* _Problem statement_
Every line from the one containing "What data populates" through the end of the listing below must be given again exactly, and nothing else; exclude pictures.

Dataset records:

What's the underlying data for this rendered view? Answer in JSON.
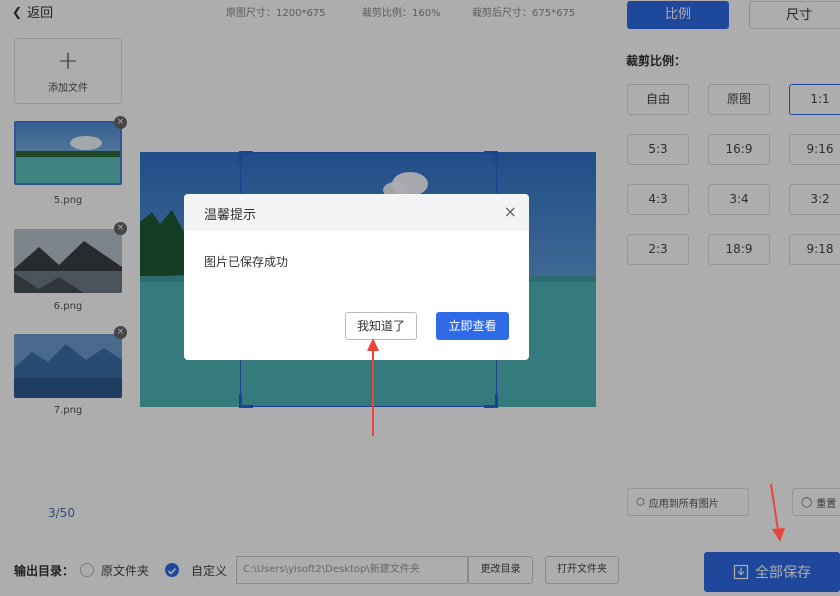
{
  "header": {
    "back_label": "返回",
    "original_size": "原图尺寸：1200*675",
    "crop_ratio": "裁剪比例：160%",
    "cropped_size": "裁剪后尺寸：675*675"
  },
  "sidebar": {
    "add_file_label": "添加文件",
    "files": [
      {
        "name": "5.png",
        "active": true
      },
      {
        "name": "6.png",
        "active": false
      },
      {
        "name": "7.png",
        "active": false
      }
    ],
    "page_count": "3/50"
  },
  "right_panel": {
    "tabs": [
      {
        "label": "比例",
        "active": true
      },
      {
        "label": "尺寸",
        "active": false
      }
    ],
    "section_title": "裁剪比例：",
    "ratios": [
      "自由",
      "原图",
      "1:1",
      "5:3",
      "16:9",
      "9:16",
      "4:3",
      "3:4",
      "3:2",
      "2:3",
      "18:9",
      "9:18"
    ],
    "selected_ratio": "1:1",
    "apply_all_label": "应用到所有图片",
    "reset_label": "重置",
    "save_all_label": "全部保存"
  },
  "bottom": {
    "output_label": "输出目录：",
    "original_folder_label": "原文件夹",
    "custom_label": "自定义",
    "custom_selected": true,
    "path_value": "C:\\Users\\yisoft2\\Desktop\\新建文件夹",
    "change_dir_label": "更改目录",
    "open_folder_label": "打开文件夹"
  },
  "dialog": {
    "title": "温馨提示",
    "message": "图片已保存成功",
    "ok_label": "我知道了",
    "view_label": "立即查看",
    "close_glyph": "×"
  },
  "colors": {
    "accent": "#2f6be6",
    "annotation_arrow": "#e8453c"
  }
}
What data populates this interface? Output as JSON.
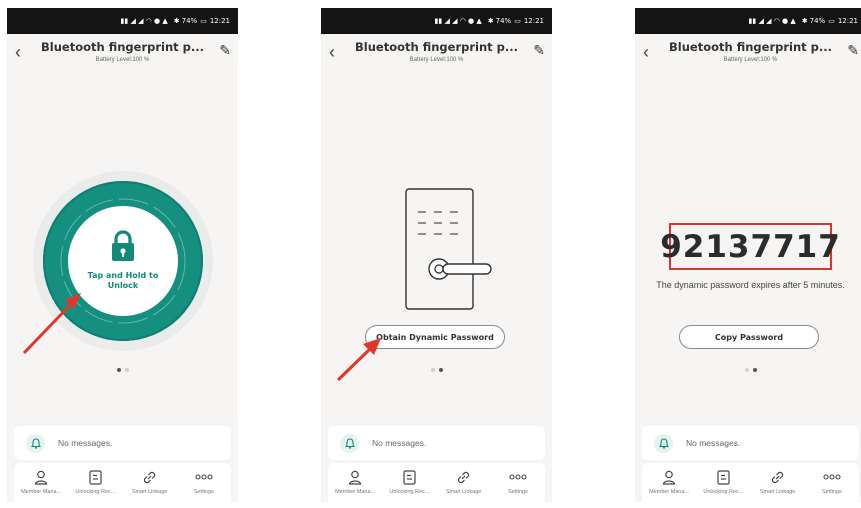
{
  "status_bar": {
    "battery": "74%",
    "time": "12:21"
  },
  "header": {
    "title": "Bluetooth fingerprint p...",
    "battery_level": "Battery Level:100 %"
  },
  "screen1": {
    "unlock_label": "Tap and Hold to Unlock"
  },
  "screen2": {
    "obtain_button": "Obtain Dynamic Password"
  },
  "screen3": {
    "password": "92137717",
    "expiry_note": "The dynamic password expires after 5 minutes.",
    "copy_button": "Copy Password"
  },
  "messages": {
    "text": "No messages."
  },
  "nav": {
    "items": [
      {
        "label": "Member Mana...",
        "icon": "person-icon"
      },
      {
        "label": "Unlocking Rec...",
        "icon": "record-icon"
      },
      {
        "label": "Smart Linkage",
        "icon": "link-icon"
      },
      {
        "label": "Settings",
        "icon": "more-icon"
      }
    ]
  },
  "colors": {
    "accent": "#159080",
    "highlight": "#d9352c",
    "arrow": "#e2362b"
  }
}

* _Exercise output_
What data populates this interface? Output as JSON.
{
  "status_bar": {
    "battery": "74%",
    "time": "12:21"
  },
  "header": {
    "title": "Bluetooth fingerprint p...",
    "battery_level": "Battery Level:100 %"
  },
  "screen1": {
    "unlock_label": "Tap and Hold to Unlock"
  },
  "screen2": {
    "obtain_button": "Obtain Dynamic Password"
  },
  "screen3": {
    "password": "92137717",
    "expiry_note": "The dynamic password expires after 5 minutes.",
    "copy_button": "Copy Password"
  },
  "messages": {
    "text": "No messages."
  },
  "nav": {
    "items": [
      {
        "label": "Member Mana...",
        "icon": "person-icon"
      },
      {
        "label": "Unlocking Rec...",
        "icon": "record-icon"
      },
      {
        "label": "Smart Linkage",
        "icon": "link-icon"
      },
      {
        "label": "Settings",
        "icon": "more-icon"
      }
    ]
  },
  "colors": {
    "accent": "#159080",
    "highlight": "#d9352c",
    "arrow": "#e2362b"
  }
}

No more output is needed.